#### [Provided information]
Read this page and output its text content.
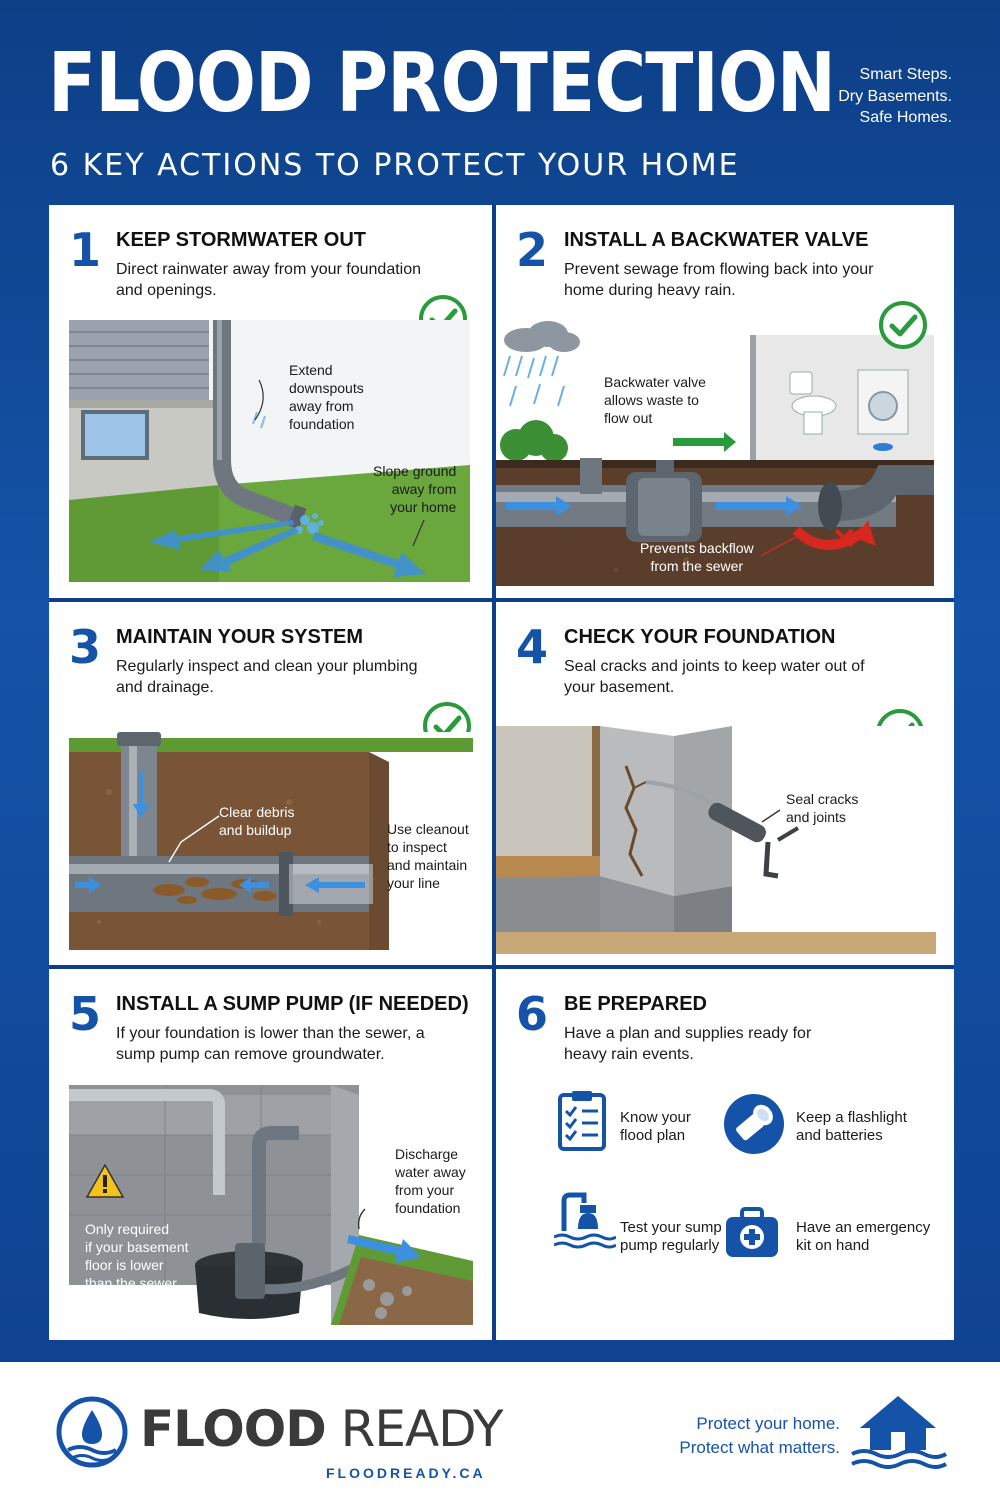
FLOOD PROTECTION
6 KEY ACTIONS TO PROTECT YOUR HOME
Smart Steps.
Dry Basements.
Safe Homes.
1 KEEP STORMWATER OUT
Direct rainwater away from your foundation and openings.
Extend
downspouts
away from
foundation
Slope ground
away from
your home
2 INSTALL A BACKWATER VALVE
Prevent sewage from flowing back into your home during heavy rain.
Backwater valve
allows waste to
flow out
Prevents backflow
from the sewer
3 MAINTAIN YOUR SYSTEM
Regularly inspect and clean your plumbing and drainage.
Clear debris
and buildup	Use cleanout
to inspect
and maintain
your line
4 CHECK YOUR FOUNDATION
Seal cracks and joints to keep water out of your basement.
Seal cracks
and joints
5 INSTALL A SUMP PUMP (IF NEEDED)
If your foundation is lower than the sewer, a sump pump can remove groundwater.
Only required
if your basement
floor is lower
than the sewer
level.
Discharge
water away
from your
foundation
6 BE PREPARED
Have a plan and supplies ready for heavy rain events.
Know your
flood plan
Keep a flashlight
and batteries
Test your sump
pump regularly
Have an emergency
kit on hand
FLOOD READY
FLOODREADY.CA
Protect your home.
Protect what matters.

#### [Requirements]
Find every line holding the word "lower"; give their count and nothing else.

#### [Written reply]
2